**Problem description**
Please report every line from the material that contains the word "coordinate".

Excerpts from a figure dataset:
────────

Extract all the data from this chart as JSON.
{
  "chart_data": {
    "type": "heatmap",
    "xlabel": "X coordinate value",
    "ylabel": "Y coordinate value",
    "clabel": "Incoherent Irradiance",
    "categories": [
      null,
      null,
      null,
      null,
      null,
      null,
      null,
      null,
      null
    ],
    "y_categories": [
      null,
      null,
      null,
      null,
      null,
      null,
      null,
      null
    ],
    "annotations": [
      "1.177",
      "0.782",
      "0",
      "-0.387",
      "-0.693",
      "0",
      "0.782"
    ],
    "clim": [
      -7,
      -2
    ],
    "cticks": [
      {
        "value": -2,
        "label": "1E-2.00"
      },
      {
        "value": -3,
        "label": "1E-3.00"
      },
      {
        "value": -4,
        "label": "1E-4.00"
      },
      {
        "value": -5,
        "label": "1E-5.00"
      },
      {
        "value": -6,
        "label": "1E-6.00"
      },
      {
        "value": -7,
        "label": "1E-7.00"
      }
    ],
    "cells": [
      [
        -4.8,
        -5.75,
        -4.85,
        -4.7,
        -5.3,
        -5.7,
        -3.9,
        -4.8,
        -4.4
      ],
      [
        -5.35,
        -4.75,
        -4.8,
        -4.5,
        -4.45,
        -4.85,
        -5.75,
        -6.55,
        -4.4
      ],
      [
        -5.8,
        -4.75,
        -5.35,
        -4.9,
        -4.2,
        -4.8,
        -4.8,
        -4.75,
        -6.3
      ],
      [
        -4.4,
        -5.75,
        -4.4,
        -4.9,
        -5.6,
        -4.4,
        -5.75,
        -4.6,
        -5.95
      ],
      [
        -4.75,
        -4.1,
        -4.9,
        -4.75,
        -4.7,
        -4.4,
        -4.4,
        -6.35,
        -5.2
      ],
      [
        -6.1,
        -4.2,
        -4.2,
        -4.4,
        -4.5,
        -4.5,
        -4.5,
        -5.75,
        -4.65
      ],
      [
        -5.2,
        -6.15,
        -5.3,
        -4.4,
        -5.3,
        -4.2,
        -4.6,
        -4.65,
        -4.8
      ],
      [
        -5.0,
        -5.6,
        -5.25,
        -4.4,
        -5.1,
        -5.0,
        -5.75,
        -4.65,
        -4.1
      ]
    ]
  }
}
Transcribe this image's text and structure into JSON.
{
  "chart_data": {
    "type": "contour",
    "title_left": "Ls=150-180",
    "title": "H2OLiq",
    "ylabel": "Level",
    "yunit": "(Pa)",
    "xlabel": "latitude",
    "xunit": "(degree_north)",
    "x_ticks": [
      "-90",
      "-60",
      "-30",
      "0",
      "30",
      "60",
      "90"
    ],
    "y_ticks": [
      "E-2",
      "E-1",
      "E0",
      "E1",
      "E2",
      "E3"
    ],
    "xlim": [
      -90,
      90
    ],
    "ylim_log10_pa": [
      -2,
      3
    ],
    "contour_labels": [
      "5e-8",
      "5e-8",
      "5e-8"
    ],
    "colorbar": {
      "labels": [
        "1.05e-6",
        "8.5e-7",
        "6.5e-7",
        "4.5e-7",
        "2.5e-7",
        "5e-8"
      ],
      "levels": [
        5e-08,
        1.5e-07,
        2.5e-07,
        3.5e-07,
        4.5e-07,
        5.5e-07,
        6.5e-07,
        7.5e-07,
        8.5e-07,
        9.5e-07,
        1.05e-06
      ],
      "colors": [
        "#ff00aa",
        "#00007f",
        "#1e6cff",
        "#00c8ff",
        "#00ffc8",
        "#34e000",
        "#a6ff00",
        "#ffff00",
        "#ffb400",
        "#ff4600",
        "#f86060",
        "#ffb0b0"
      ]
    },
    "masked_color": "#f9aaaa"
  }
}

────────

**Finished exercise**
    "xlabel": "X coordinate value",
    "ylabel": "Y coordinate value",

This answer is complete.